#### Task instructions
1. Transcribe the part of the LIFT surgery passage that starts with "Incontinence is the" and continues through "anal sphincter injury.".
2. List the advantages of the LIFT approach that the LIFT surgery passage names in its sentence beginning "The LIFT approach, according to the study".
3. According to the LIFT surgery passage, what was the average time for wound healing in the study?

#### Extract provided

Start of Block

Incontinence is the most prevalent side effect of peri-anal fistula surgery, and it is a major cause of dissatisfaction for most surgeons. Indeed, the majority of trials showed no substantial postoperative complications after LIFT surgery, proving the technique's safety.12 This was clear in our study since none of the patients reported any changes in their continence. We determined that the LIFT therapy is a sphincter-preserving technique with no loss of continence since it does not cause anal sphincter injury.

Murugesan et al.16 conducted a narrative synthesis of the data from the 22 studies and discovered that no incontinence or change in continence was seen in 18 of the 22 studies. Similarly, in our prospective study, we identified no patients with incontinence after LIFT surgery. The LIFT approach, according to the study, has the advantages of protecting the anal sphincters, inflicting less tissue damage, and resulting in a rapid recovery period with no additional costs. If the procedure fails, it is simple to redo. Till now, however, only one prospective randomized trial has been carried out, and the majority of the data is based on small case series with poor follow-up and no objective assessment of incontinence.

The average time for wound healing in our study was 4 weeks. This was similar to the findings of Sirikurnpiboon and colleagues (2013).17 The quick wound healing duration of the LIFT method may be explained by the presence of a small wound in the inter-sphincteric groove, which is less prone to contamination.

End of Block

#### Information given
Start of Block

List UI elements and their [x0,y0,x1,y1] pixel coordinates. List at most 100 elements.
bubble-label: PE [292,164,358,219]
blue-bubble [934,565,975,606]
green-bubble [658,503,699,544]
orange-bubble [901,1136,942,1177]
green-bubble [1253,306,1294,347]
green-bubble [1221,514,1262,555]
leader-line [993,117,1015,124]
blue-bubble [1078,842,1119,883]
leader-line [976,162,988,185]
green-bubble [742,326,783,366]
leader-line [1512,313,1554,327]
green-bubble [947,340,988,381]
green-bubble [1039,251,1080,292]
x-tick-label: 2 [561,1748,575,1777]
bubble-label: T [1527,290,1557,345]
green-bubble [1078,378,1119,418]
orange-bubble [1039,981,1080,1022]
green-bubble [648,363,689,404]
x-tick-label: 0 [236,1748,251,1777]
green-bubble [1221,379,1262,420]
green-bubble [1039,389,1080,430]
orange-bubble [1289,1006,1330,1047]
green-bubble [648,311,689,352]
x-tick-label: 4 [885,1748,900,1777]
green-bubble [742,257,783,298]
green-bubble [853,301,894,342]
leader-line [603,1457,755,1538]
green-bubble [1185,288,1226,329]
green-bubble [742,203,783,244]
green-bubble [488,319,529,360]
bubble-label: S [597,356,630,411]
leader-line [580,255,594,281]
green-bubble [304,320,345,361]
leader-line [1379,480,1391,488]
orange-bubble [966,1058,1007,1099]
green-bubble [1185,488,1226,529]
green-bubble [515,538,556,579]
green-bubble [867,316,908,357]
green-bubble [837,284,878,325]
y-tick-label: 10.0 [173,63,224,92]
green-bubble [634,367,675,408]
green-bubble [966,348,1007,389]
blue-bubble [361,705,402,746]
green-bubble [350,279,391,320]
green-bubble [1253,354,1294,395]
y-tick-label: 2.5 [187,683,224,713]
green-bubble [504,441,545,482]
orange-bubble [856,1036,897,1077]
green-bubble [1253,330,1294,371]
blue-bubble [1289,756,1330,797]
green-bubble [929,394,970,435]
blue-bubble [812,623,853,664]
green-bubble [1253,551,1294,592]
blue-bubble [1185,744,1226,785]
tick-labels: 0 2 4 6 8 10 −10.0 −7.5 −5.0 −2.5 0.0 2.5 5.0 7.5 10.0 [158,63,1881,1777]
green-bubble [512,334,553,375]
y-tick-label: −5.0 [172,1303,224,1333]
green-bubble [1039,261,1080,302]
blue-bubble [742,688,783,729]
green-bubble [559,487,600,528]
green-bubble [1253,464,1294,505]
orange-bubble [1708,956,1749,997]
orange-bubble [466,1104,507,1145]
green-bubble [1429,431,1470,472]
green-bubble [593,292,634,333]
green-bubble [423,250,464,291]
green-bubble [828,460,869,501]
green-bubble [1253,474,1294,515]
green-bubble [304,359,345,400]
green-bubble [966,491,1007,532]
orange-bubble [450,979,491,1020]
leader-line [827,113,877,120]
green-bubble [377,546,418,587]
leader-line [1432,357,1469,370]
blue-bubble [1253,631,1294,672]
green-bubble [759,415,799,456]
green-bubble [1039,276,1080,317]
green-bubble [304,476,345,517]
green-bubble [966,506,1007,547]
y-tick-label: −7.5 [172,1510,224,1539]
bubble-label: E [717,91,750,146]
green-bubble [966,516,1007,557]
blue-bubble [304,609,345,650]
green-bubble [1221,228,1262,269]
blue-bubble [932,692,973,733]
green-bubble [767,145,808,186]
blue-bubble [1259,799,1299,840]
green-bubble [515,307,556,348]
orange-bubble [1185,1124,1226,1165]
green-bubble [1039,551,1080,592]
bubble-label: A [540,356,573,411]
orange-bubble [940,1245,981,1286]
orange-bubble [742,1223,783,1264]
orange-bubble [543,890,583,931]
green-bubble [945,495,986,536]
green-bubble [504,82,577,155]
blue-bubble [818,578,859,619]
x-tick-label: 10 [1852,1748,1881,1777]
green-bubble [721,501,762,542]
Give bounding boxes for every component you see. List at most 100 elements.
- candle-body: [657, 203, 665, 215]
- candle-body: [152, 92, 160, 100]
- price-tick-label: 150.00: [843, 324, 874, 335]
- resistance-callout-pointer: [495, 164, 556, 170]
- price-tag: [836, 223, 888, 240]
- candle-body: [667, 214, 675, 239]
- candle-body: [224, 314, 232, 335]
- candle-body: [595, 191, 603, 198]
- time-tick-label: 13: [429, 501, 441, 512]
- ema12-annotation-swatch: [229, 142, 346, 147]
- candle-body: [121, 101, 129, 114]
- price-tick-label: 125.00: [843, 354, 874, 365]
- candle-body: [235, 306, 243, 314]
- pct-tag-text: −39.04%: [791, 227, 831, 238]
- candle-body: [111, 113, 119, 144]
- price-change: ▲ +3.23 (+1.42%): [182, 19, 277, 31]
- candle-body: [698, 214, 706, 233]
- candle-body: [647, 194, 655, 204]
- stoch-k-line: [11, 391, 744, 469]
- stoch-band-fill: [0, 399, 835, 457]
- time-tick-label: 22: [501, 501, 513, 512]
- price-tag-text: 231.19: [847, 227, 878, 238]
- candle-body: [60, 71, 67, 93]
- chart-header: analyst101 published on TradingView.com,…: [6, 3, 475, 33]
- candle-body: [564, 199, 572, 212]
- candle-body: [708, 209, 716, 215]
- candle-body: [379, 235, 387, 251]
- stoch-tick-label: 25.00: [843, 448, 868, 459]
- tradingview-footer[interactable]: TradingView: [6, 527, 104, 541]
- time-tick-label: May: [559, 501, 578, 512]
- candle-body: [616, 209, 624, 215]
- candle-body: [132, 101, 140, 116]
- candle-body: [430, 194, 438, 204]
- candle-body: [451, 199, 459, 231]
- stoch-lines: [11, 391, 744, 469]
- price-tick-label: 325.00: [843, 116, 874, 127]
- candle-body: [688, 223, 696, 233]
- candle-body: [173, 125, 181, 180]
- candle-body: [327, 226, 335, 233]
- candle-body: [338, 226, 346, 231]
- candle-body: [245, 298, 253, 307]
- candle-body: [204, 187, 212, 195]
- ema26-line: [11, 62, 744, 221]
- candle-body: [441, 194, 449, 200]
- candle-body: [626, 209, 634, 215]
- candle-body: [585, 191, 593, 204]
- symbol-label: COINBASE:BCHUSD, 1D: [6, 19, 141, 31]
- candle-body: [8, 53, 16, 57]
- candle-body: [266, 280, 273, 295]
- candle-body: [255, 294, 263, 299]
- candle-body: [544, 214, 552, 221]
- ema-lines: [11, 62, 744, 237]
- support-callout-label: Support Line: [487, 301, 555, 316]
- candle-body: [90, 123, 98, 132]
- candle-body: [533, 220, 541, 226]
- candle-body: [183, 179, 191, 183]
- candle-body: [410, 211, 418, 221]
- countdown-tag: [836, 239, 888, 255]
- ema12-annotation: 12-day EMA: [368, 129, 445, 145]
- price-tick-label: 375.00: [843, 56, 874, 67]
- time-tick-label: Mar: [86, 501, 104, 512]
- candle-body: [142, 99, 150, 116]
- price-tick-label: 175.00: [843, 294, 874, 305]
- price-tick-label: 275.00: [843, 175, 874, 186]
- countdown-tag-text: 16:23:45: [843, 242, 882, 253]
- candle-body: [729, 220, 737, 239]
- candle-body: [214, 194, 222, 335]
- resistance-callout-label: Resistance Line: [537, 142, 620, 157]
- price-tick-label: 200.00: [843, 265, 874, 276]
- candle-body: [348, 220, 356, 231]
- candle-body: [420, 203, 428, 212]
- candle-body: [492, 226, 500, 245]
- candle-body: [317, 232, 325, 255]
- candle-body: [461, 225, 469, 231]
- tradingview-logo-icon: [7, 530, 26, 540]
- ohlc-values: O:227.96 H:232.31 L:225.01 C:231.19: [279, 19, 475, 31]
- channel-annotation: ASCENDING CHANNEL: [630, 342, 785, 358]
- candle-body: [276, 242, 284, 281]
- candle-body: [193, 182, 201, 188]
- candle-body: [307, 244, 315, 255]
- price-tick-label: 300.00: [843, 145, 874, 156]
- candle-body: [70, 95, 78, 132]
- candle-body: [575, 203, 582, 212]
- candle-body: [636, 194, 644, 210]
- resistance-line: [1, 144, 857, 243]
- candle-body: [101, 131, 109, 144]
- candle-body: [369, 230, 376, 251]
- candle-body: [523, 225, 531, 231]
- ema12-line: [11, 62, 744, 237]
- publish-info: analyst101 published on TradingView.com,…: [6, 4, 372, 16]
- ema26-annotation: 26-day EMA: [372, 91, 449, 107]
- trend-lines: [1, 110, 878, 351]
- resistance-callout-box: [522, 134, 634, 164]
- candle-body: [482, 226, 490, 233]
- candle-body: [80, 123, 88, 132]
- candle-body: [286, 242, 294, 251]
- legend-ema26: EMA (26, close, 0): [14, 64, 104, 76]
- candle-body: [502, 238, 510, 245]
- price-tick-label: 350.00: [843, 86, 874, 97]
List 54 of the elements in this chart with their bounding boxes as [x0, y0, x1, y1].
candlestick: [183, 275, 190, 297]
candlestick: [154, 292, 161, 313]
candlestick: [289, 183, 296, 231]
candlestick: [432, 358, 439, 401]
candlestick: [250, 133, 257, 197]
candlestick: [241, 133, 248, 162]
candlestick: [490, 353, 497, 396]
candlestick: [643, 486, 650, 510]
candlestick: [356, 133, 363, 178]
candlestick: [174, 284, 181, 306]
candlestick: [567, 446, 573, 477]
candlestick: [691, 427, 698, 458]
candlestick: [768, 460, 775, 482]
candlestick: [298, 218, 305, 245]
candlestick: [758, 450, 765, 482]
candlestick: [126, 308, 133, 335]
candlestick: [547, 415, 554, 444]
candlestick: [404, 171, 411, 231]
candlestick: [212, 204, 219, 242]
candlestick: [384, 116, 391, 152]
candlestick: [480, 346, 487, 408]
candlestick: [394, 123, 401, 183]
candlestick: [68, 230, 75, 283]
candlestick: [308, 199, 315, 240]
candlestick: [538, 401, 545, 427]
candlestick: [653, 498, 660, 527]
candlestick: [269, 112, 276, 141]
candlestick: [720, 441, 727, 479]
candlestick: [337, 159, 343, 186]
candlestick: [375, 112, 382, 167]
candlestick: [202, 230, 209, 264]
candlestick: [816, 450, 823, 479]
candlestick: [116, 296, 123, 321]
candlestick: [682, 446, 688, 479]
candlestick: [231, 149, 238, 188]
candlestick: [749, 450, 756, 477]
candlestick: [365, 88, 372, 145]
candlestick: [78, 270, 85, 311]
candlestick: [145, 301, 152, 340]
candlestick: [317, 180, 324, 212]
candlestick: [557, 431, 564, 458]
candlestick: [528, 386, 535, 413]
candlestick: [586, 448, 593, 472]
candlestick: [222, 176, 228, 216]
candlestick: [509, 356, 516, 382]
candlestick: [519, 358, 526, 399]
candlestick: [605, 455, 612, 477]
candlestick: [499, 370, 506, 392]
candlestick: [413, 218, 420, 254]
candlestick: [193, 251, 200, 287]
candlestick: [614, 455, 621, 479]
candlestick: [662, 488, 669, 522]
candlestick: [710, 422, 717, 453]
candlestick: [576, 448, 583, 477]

End of Block

#### Answers below
1.
Incontinence is the most prevalent side effect of peri-anal fistula surgery, and it is a major cause of dissatisfaction for most surgeons. Indeed, the majority of trials showed no substantial postoperative complications after LIFT surgery, proving the technique's safety.12 This was clear in our study since none of the patients reported any changes in their continence. We determined that the LIFT therapy is a sphincter-preserving technique with no loss of continence since it does not cause anal sphincter injury.

2.
- Protecting the anal sphincters
- Inflicting less tissue damage
- Resulting in a rapid recovery period with no additional costs

3. 4 weeks.